## Dataset records
====

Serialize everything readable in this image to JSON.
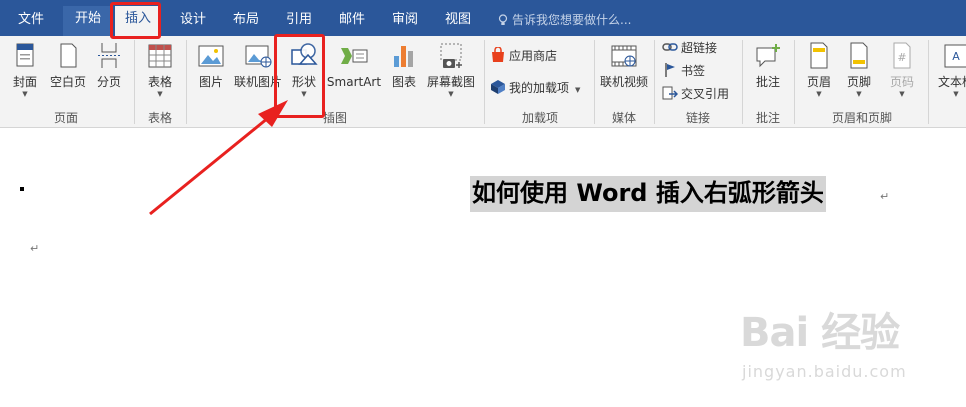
{
  "tabs": [
    {
      "label": "文件"
    },
    {
      "label": "开始"
    },
    {
      "label": "插入"
    },
    {
      "label": "设计"
    },
    {
      "label": "布局"
    },
    {
      "label": "引用"
    },
    {
      "label": "邮件"
    },
    {
      "label": "审阅"
    },
    {
      "label": "视图"
    }
  ],
  "tell_me": "告诉我您想要做什么...",
  "ribbon": {
    "pages": {
      "group": "页面",
      "cover": "封面",
      "blank": "空白页",
      "break": "分页"
    },
    "tables": {
      "group": "表格",
      "table": "表格"
    },
    "illustrations": {
      "group": "插图",
      "picture": "图片",
      "online_picture": "联机图片",
      "shapes": "形状",
      "smartart": "SmartArt",
      "chart": "图表",
      "screenshot": "屏幕截图"
    },
    "addins": {
      "group": "加载项",
      "store": "应用商店",
      "my_addins": "我的加载项"
    },
    "media": {
      "group": "媒体",
      "online_video": "联机视频"
    },
    "links": {
      "group": "链接",
      "hyperlink": "超链接",
      "bookmark": "书签",
      "cross_ref": "交叉引用"
    },
    "comments": {
      "group": "批注",
      "comment": "批注"
    },
    "header_footer": {
      "group": "页眉和页脚",
      "header": "页眉",
      "footer": "页脚",
      "page_number": "页码"
    },
    "text": {
      "textbox": "文本框"
    }
  },
  "document": {
    "title": "如何使用 Word 插入右弧形箭头",
    "para_mark": "↵"
  },
  "watermark": {
    "main": "Bai 经验",
    "sub": "jingyan.baidu.com"
  },
  "colors": {
    "accent": "#2b579a",
    "highlight": "#e8211f"
  }
}
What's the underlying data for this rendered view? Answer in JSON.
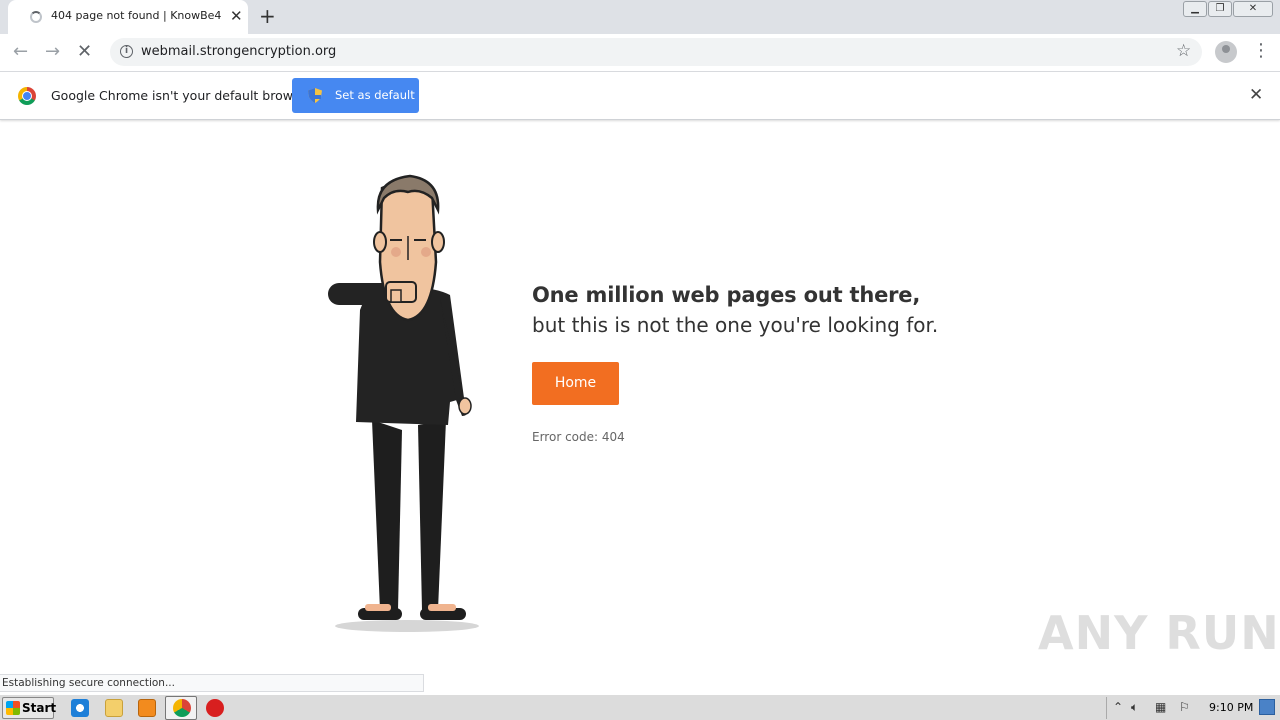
{
  "browser": {
    "tab_title": "404 page not found | KnowBe4",
    "new_tab_symbol": "+",
    "tab_close_symbol": "✕",
    "url": "webmail.strongencryption.org"
  },
  "infobar": {
    "message": "Google Chrome isn't your default browser",
    "button_label": "Set as default"
  },
  "page": {
    "headline_line1": "One million web pages out there,",
    "headline_line2": "but this is not the one you're looking for.",
    "home_button": "Home",
    "error_code": "Error code: 404"
  },
  "status_bar": {
    "text": "Establishing secure connection..."
  },
  "taskbar": {
    "start_label": "Start",
    "clock": "9:10 PM"
  },
  "watermark": "ANY RUN",
  "colors": {
    "accent_orange": "#f26e21",
    "chrome_blue": "#4688f1"
  },
  "icons": [
    "info-icon",
    "star-icon",
    "profile-icon",
    "menu-icon",
    "chrome-icon",
    "shield-icon",
    "close-icon",
    "ie-icon",
    "explorer-icon",
    "media-player-icon",
    "chrome-taskbar-icon",
    "opera-icon"
  ]
}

====

## Your instructions
Skip every picture and transcribe the data above exactly.

## Written reply
Serialize everything readable in this image to JSON.
{
  "tabs": [
    {
      "label": "文件"
    },
    {
      "label": "开始"
    },
    {
      "label": "插入"
    },
    {
      "label": "设计"
    },
    {
      "label": "布局"
    },
    {
      "label": "引用"
    },
    {
      "label": "邮件"
    },
    {
      "label": "审阅"
    },
    {
      "label": "视图"
    }
  ],
  "tell_me": "告诉我您想要做什么...",
  "ribbon": {
    "pages": {
      "group": "页面",
      "cover": "封面",
      "blank": "空白页",
      "break": "分页"
    },
    "tables": {
      "group": "表格",
      "table": "表格"
    },
    "illustrations": {
      "group": "插图",
      "picture": "图片",
      "online_picture": "联机图片",
      "shapes": "形状",
      "smartart": "SmartArt",
      "chart": "图表",
      "screenshot": "屏幕截图"
    },
    "addins": {
      "group": "加载项",
      "store": "应用商店",
      "my_addins": "我的加载项"
    },
    "media": {
      "group": "媒体",
      "online_video": "联机视频"
    },
    "links": {
      "group": "链接",
      "hyperlink": "超链接",
      "bookmark": "书签",
      "cross_ref": "交叉引用"
    },
    "comments": {
      "group": "批注",
      "comment": "批注"
    },
    "header_footer": {
      "group": "页眉和页脚",
      "header": "页眉",
      "footer": "页脚",
      "page_number": "页码"
    },
    "text": {
      "textbox": "文本框"
    }
  },
  "document": {
    "title": "如何使用 Word 插入右弧形箭头",
    "para_mark": "↵"
  },
  "watermark": {
    "main": "Bai 经验",
    "sub": "jingyan.baidu.com"
  },
  "colors": {
    "accent": "#2b579a",
    "highlight": "#e8211f"
  }
}
What's the underlying data for this rendered view? Answer in JSON.
{
  "browser": {
    "tab_title": "404 page not found | KnowBe4",
    "new_tab_symbol": "+",
    "tab_close_symbol": "✕",
    "url": "webmail.strongencryption.org"
  },
  "infobar": {
    "message": "Google Chrome isn't your default browser",
    "button_label": "Set as default"
  },
  "page": {
    "headline_line1": "One million web pages out there,",
    "headline_line2": "but this is not the one you're looking for.",
    "home_button": "Home",
    "error_code": "Error code: 404"
  },
  "status_bar": {
    "text": "Establishing secure connection..."
  },
  "taskbar": {
    "start_label": "Start",
    "clock": "9:10 PM"
  },
  "watermark": "ANY RUN",
  "colors": {
    "accent_orange": "#f26e21",
    "chrome_blue": "#4688f1"
  },
  "icons": [
    "info-icon",
    "star-icon",
    "profile-icon",
    "menu-icon",
    "chrome-icon",
    "shield-icon",
    "close-icon",
    "ie-icon",
    "explorer-icon",
    "media-player-icon",
    "chrome-taskbar-icon",
    "opera-icon"
  ]
}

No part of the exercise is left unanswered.